* What to do
Identify each line below that contains the word "text", and copy it out.

————————

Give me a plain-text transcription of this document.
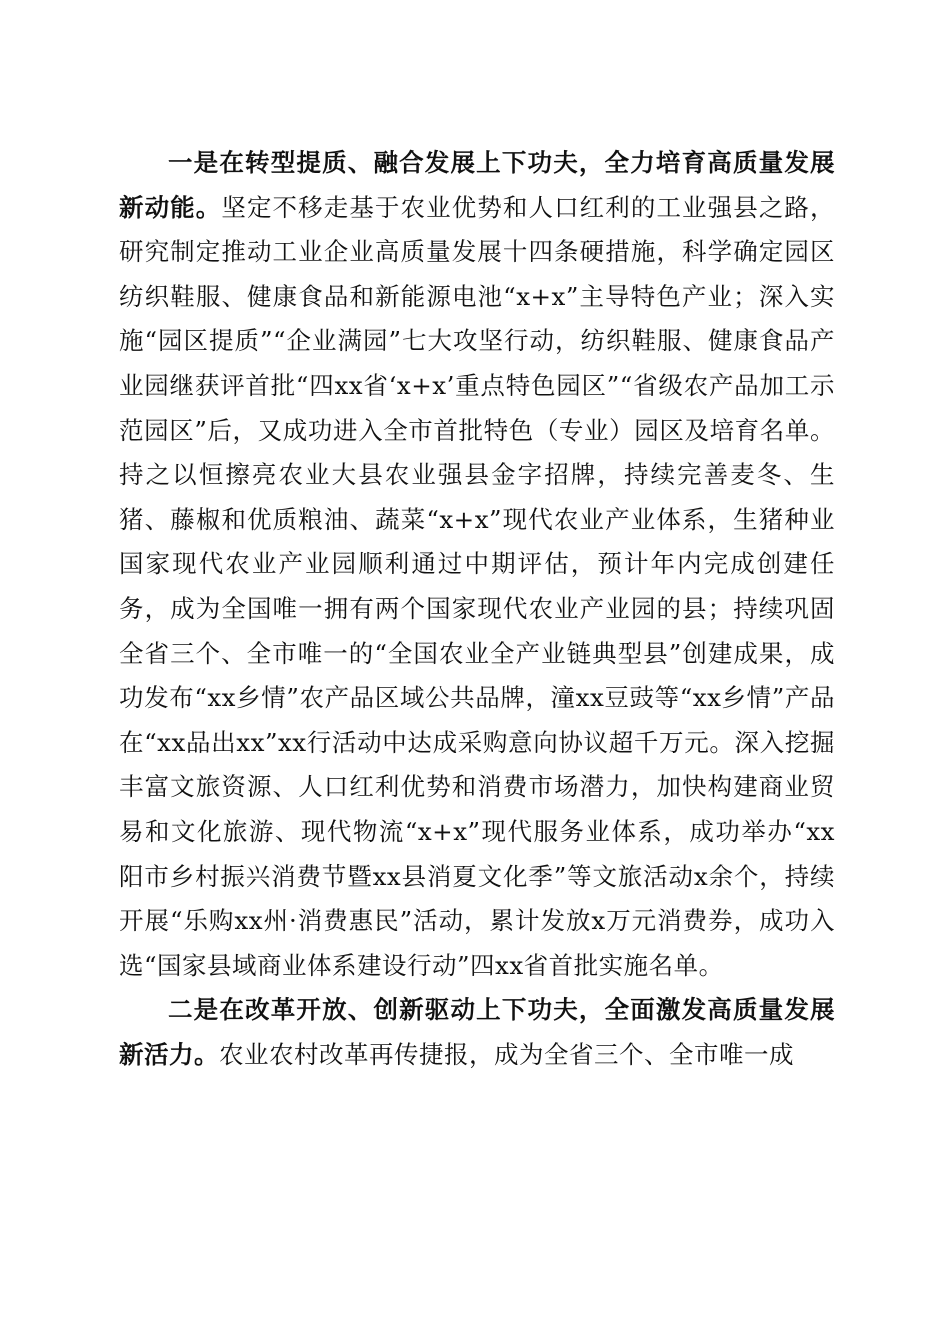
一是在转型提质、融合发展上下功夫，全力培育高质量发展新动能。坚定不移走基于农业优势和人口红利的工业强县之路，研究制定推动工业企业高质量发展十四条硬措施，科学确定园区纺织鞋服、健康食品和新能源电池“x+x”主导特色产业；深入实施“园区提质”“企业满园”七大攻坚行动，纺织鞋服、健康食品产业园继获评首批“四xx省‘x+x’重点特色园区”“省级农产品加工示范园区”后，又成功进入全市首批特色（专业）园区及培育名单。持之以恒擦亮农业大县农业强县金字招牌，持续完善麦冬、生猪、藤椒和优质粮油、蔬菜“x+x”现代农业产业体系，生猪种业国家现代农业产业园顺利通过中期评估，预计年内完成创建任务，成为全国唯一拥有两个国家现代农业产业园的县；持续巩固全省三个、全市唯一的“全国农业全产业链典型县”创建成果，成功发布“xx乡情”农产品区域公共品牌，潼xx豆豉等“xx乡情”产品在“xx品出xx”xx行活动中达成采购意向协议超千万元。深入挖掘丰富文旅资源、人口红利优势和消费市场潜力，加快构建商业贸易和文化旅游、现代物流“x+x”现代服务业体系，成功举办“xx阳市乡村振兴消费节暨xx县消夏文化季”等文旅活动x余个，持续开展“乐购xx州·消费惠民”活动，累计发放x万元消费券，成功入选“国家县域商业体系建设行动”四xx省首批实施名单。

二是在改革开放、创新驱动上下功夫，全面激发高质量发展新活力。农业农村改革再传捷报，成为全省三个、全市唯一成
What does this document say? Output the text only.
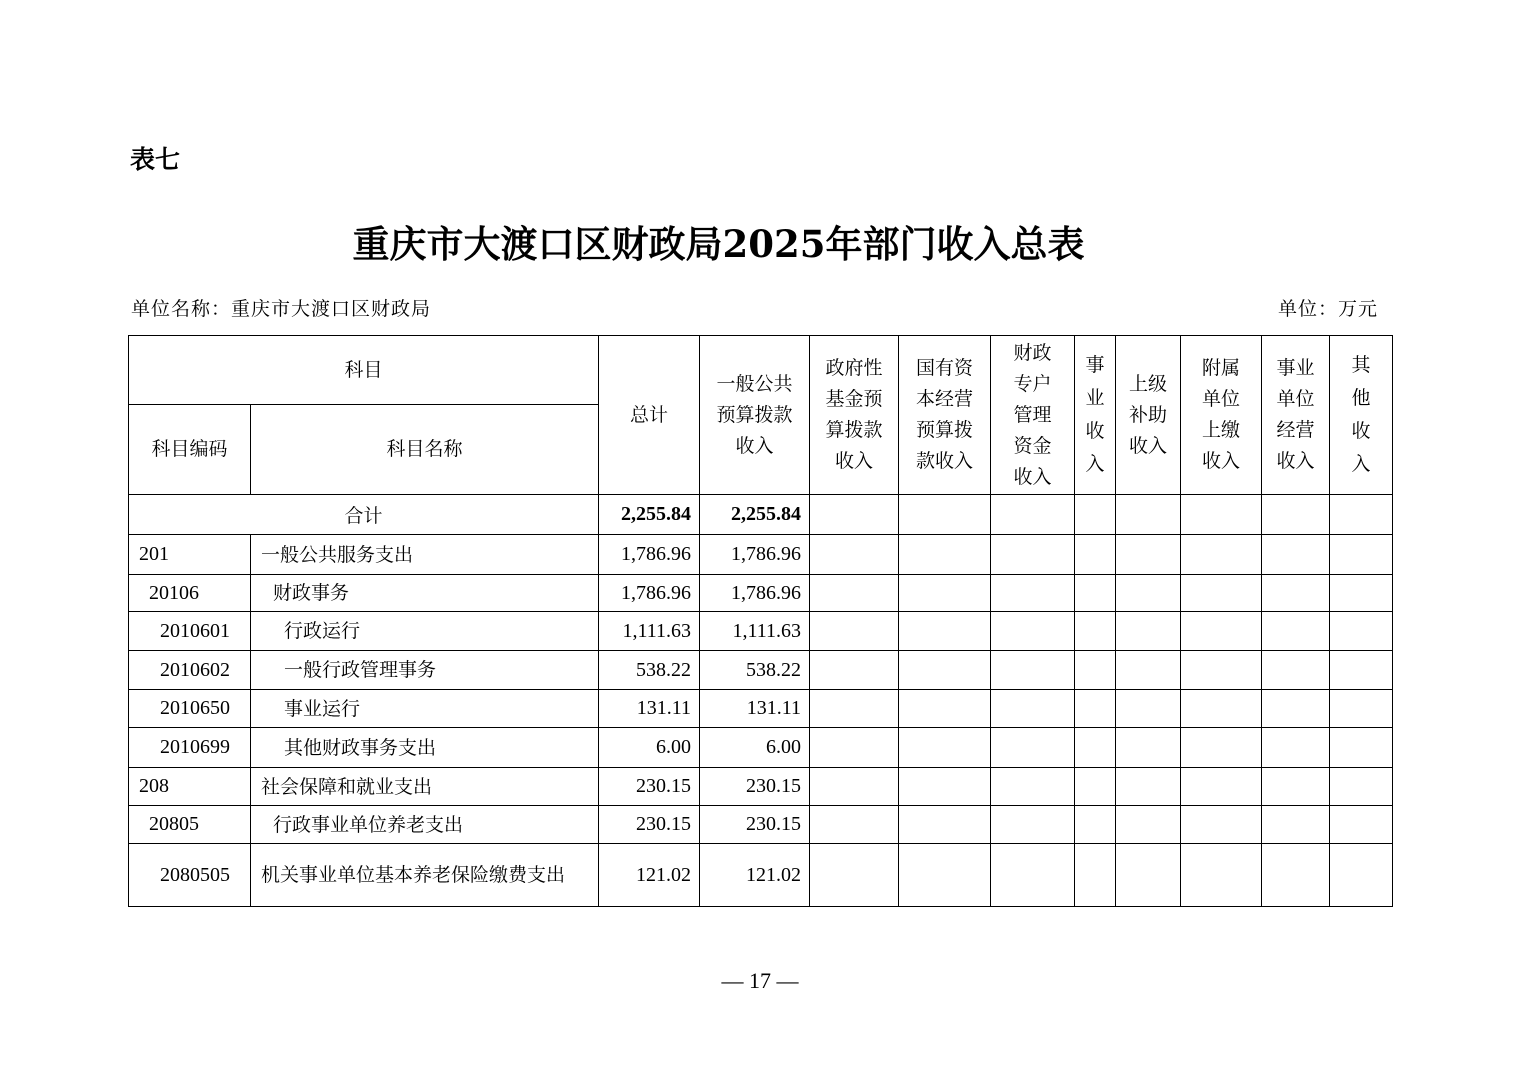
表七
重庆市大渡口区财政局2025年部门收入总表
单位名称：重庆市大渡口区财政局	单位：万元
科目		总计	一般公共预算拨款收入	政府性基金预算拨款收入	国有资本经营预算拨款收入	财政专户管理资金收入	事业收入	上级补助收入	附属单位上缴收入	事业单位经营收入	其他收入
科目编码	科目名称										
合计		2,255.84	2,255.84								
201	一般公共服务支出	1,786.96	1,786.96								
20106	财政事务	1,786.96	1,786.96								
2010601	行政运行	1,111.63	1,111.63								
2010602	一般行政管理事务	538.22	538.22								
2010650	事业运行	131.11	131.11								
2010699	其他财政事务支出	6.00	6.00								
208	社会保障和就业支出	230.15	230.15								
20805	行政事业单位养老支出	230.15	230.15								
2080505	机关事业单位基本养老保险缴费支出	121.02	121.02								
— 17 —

————————

* Problem solution
Give me a plain-text transcription of this document.
What does this document say? Output the text only.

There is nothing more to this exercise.